[What you will do] Print the full listing exactly.

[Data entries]
--------------------------------
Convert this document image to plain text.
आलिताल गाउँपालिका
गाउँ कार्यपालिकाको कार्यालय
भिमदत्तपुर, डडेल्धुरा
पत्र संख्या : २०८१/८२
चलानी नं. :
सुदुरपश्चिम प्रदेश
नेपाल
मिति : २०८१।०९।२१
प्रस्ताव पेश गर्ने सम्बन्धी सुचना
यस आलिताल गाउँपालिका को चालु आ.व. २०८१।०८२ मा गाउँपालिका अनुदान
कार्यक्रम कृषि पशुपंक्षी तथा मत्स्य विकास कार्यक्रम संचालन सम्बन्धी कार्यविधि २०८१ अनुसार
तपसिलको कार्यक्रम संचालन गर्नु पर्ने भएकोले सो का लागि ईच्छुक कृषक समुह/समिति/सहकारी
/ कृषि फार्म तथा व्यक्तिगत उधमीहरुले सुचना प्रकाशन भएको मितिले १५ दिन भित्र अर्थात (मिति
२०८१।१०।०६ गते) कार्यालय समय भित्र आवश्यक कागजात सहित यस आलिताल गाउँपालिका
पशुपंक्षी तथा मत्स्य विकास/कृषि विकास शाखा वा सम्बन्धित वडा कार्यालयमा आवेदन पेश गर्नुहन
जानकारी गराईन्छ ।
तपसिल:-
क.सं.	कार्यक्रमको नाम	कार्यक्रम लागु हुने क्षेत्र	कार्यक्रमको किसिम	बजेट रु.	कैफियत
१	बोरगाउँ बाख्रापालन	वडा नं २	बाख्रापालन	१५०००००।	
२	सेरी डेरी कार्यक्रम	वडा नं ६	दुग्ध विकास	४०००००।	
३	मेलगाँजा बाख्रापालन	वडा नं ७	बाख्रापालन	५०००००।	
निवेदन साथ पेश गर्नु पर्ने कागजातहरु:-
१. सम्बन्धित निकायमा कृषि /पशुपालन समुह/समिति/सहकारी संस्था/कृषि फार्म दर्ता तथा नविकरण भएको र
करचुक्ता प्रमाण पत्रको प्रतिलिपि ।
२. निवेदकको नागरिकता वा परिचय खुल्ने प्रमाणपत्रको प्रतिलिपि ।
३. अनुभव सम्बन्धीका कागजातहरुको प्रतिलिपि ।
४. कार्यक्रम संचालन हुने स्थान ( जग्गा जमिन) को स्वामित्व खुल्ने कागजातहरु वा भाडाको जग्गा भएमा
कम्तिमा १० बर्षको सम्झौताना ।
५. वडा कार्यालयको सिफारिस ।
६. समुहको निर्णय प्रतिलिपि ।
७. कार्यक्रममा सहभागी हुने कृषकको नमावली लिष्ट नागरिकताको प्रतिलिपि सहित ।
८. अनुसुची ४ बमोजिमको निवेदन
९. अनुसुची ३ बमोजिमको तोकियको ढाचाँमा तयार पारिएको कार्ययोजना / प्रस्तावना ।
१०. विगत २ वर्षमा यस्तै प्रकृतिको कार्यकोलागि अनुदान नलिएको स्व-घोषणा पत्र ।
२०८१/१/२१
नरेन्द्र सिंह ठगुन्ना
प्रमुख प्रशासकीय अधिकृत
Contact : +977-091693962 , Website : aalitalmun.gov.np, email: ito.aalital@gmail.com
--------------------------------
[Task solution]
Convert this document image to plain text.
आलिताल गाउँपालिका
गाउँ कार्यपालिकाको कार्यालय
भिमदत्तपुर, डडेल्धुरा
पत्र संख्या : २०८१/८२
चलानी नं. :
सुदुरपश्चिम प्रदेश
नेपाल
मिति : २०८१।०९।२१
प्रस्ताव पेश गर्ने सम्बन्धी सुचना
यस आलिताल गाउँपालिका को चालु आ.व. २०८१।०८२ मा गाउँपालिका अनुदान
कार्यक्रम कृषि पशुपंक्षी तथा मत्स्य विकास कार्यक्रम संचालन सम्बन्धी कार्यविधि २०८१ अनुसार
तपसिलको कार्यक्रम संचालन गर्नु पर्ने भएकोले सो का लागि ईच्छुक कृषक समुह/समिति/सहकारी
/ कृषि फार्म तथा व्यक्तिगत उधमीहरुले सुचना प्रकाशन भएको मितिले १५ दिन भित्र अर्थात (मिति
२०८१।१०।०६ गते) कार्यालय समय भित्र आवश्यक कागजात सहित यस आलिताल गाउँपालिका
पशुपंक्षी तथा मत्स्य विकास/कृषि विकास शाखा वा सम्बन्धित वडा कार्यालयमा आवेदन पेश गर्नुहन
जानकारी गराईन्छ ।
तपसिल:-
क.सं.	कार्यक्रमको नाम	कार्यक्रम लागु हुने क्षेत्र	कार्यक्रमको किसिम	बजेट रु.	कैफियत
१	बोरगाउँ बाख्रापालन	वडा नं २	बाख्रापालन	१५०००००।	
२	सेरी डेरी कार्यक्रम	वडा नं ६	दुग्ध विकास	४०००००।	
३	मेलगाँजा बाख्रापालन	वडा नं ७	बाख्रापालन	५०००००।	
निवेदन साथ पेश गर्नु पर्ने कागजातहरु:-
१. सम्बन्धित निकायमा कृषि /पशुपालन समुह/समिति/सहकारी संस्था/कृषि फार्म दर्ता तथा नविकरण भएको र
करचुक्ता प्रमाण पत्रको प्रतिलिपि ।
२. निवेदकको नागरिकता वा परिचय खुल्ने प्रमाणपत्रको प्रतिलिपि ।
३. अनुभव सम्बन्धीका कागजातहरुको प्रतिलिपि ।
४. कार्यक्रम संचालन हुने स्थान ( जग्गा जमिन) को स्वामित्व खुल्ने कागजातहरु वा भाडाको जग्गा भएमा
कम्तिमा १० बर्षको सम्झौताना ।
५. वडा कार्यालयको सिफारिस ।
६. समुहको निर्णय प्रतिलिपि ।
७. कार्यक्रममा सहभागी हुने कृषकको नमावली लिष्ट नागरिकताको प्रतिलिपि सहित ।
८. अनुसुची ४ बमोजिमको निवेदन
९. अनुसुची ३ बमोजिमको तोकियको ढाचाँमा तयार पारिएको कार्ययोजना / प्रस्तावना ।
१०. विगत २ वर्षमा यस्तै प्रकृतिको कार्यकोलागि अनुदान नलिएको स्व-घोषणा पत्र ।
२०८१/१/२१
नरेन्द्र सिंह ठगुन्ना
प्रमुख प्रशासकीय अधिकृत
Contact : +977-091693962 , Website : aalitalmun.gov.np, email: ito.aalital@gmail.com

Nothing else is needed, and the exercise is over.